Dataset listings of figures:
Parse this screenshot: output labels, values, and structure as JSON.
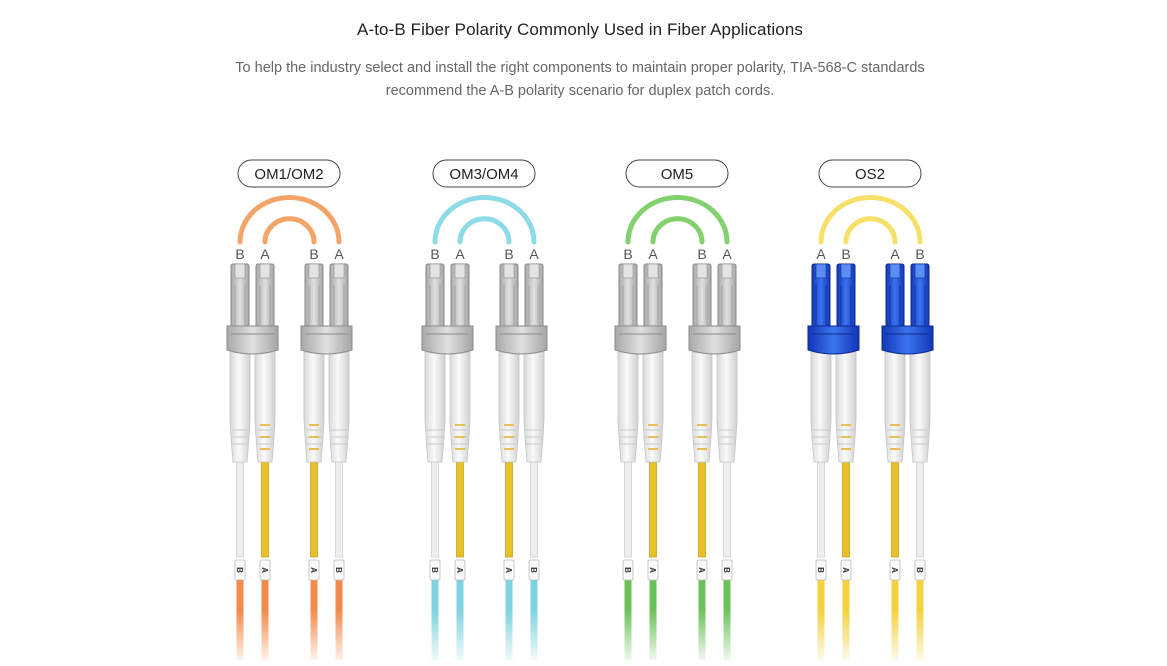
{
  "title": "A-to-B Fiber Polarity Commonly Used in Fiber Applications",
  "subtitle": "To help the industry select and install the right components to maintain proper polarity, TIA-568-C standards recommend the A-B polarity scenario for duplex patch cords.",
  "groups": [
    {
      "label": "OM1/OM2",
      "arc_color": "#f5a468",
      "cable_color": "#f28a4a",
      "connector": "gray",
      "connector_labels": [
        "B",
        "A",
        "B",
        "A"
      ],
      "cable_labels": [
        "B",
        "A",
        "A",
        "B"
      ]
    },
    {
      "label": "OM3/OM4",
      "arc_color": "#8ddbe6",
      "cable_color": "#7fd3df",
      "connector": "gray",
      "connector_labels": [
        "B",
        "A",
        "B",
        "A"
      ],
      "cable_labels": [
        "B",
        "A",
        "A",
        "B"
      ]
    },
    {
      "label": "OM5",
      "arc_color": "#82d06e",
      "cable_color": "#6cc25a",
      "connector": "gray",
      "connector_labels": [
        "B",
        "A",
        "B",
        "A"
      ],
      "cable_labels": [
        "B",
        "A",
        "A",
        "B"
      ]
    },
    {
      "label": "OS2",
      "arc_color": "#f7e06a",
      "cable_color": "#f2d23e",
      "connector": "blue",
      "connector_labels": [
        "A",
        "B",
        "A",
        "B"
      ],
      "cable_labels": [
        "B",
        "A",
        "A",
        "B"
      ]
    }
  ],
  "colors": {
    "boot_white": "#f2f2f2",
    "fiber_white": "#eeeeee",
    "fiber_yellow": "#e8c02c",
    "connector_gray": "#c9c9c9",
    "connector_blue": "#1c4fd6"
  }
}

■ **What the exercise asks**
The records above are to be restated exactly, without their pictures.

■ **Task output**
Parse this screenshot: output labels, values, and structure as JSON.
{
  "title": "A-to-B Fiber Polarity Commonly Used in Fiber Applications",
  "subtitle": "To help the industry select and install the right components to maintain proper polarity, TIA-568-C standards recommend the A-B polarity scenario for duplex patch cords.",
  "groups": [
    {
      "label": "OM1/OM2",
      "arc_color": "#f5a468",
      "cable_color": "#f28a4a",
      "connector": "gray",
      "connector_labels": [
        "B",
        "A",
        "B",
        "A"
      ],
      "cable_labels": [
        "B",
        "A",
        "A",
        "B"
      ]
    },
    {
      "label": "OM3/OM4",
      "arc_color": "#8ddbe6",
      "cable_color": "#7fd3df",
      "connector": "gray",
      "connector_labels": [
        "B",
        "A",
        "B",
        "A"
      ],
      "cable_labels": [
        "B",
        "A",
        "A",
        "B"
      ]
    },
    {
      "label": "OM5",
      "arc_color": "#82d06e",
      "cable_color": "#6cc25a",
      "connector": "gray",
      "connector_labels": [
        "B",
        "A",
        "B",
        "A"
      ],
      "cable_labels": [
        "B",
        "A",
        "A",
        "B"
      ]
    },
    {
      "label": "OS2",
      "arc_color": "#f7e06a",
      "cable_color": "#f2d23e",
      "connector": "blue",
      "connector_labels": [
        "A",
        "B",
        "A",
        "B"
      ],
      "cable_labels": [
        "B",
        "A",
        "A",
        "B"
      ]
    }
  ],
  "colors": {
    "boot_white": "#f2f2f2",
    "fiber_white": "#eeeeee",
    "fiber_yellow": "#e8c02c",
    "connector_gray": "#c9c9c9",
    "connector_blue": "#1c4fd6"
  }
}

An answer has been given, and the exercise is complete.